Instruction: Each entry below is to be given again word for word, with no pictures.

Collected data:

_ _ _ _

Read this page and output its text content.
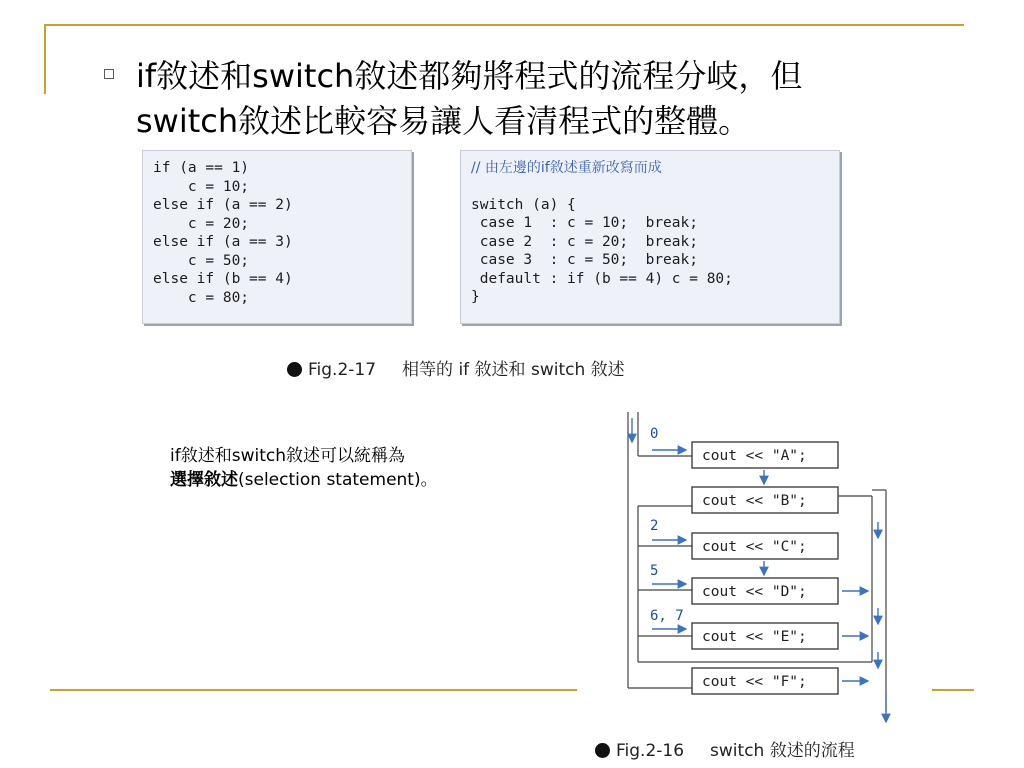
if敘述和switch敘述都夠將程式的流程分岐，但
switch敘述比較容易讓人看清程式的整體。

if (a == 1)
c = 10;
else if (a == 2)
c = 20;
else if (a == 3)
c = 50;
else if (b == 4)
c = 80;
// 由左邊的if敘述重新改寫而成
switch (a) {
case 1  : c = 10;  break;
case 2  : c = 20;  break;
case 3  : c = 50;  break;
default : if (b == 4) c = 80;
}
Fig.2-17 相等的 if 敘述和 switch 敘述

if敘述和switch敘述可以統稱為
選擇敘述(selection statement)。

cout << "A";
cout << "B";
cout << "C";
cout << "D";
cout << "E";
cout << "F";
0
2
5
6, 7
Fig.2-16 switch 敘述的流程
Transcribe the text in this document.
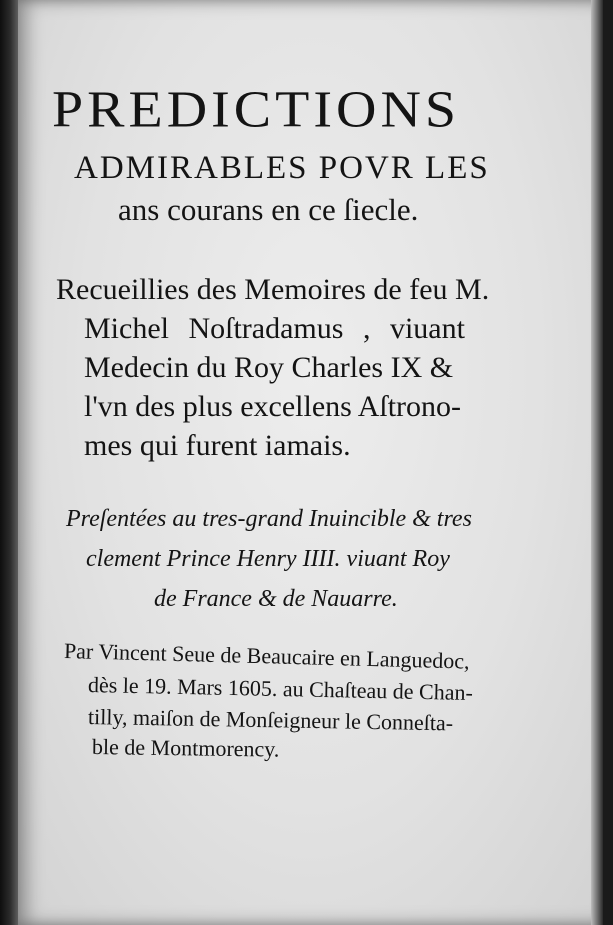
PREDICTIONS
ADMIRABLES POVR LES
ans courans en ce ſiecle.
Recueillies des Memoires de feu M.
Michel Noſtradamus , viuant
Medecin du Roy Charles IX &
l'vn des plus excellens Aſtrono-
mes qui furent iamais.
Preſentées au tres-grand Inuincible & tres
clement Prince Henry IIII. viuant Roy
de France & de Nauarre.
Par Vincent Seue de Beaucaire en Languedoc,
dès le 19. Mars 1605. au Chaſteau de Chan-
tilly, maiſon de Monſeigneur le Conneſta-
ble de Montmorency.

_ _ _ _

Answer for this exercise:
Read this page and output its text content.
if敘述和switch敘述都夠將程式的流程分岐，但
switch敘述比較容易讓人看清程式的整體。

if (a == 1)
c = 10;
else if (a == 2)
c = 20;
else if (a == 3)
c = 50;
else if (b == 4)
c = 80;
// 由左邊的if敘述重新改寫而成
switch (a) {
case 1  : c = 10;  break;
case 2  : c = 20;  break;
case 3  : c = 50;  break;
default : if (b == 4) c = 80;
}
Fig.2-17 相等的 if 敘述和 switch 敘述

if敘述和switch敘述可以統稱為
選擇敘述(selection statement)。

cout << "A";
cout << "B";
cout << "C";
cout << "D";
cout << "E";
cout << "F";
0
2
5
6, 7
Fig.2-16 switch 敘述的流程
Transcribe the text in this document.
PREDICTIONS
ADMIRABLES POVR LES
ans courans en ce ſiecle.
Recueillies des Memoires de feu M.
Michel Noſtradamus , viuant
Medecin du Roy Charles IX &
l'vn des plus excellens Aſtrono-
mes qui furent iamais.
Preſentées au tres-grand Inuincible & tres
clement Prince Henry IIII. viuant Roy
de France & de Nauarre.
Par Vincent Seue de Beaucaire en Languedoc,
dès le 19. Mars 1605. au Chaſteau de Chan-
tilly, maiſon de Monſeigneur le Conneſta-
ble de Montmorency.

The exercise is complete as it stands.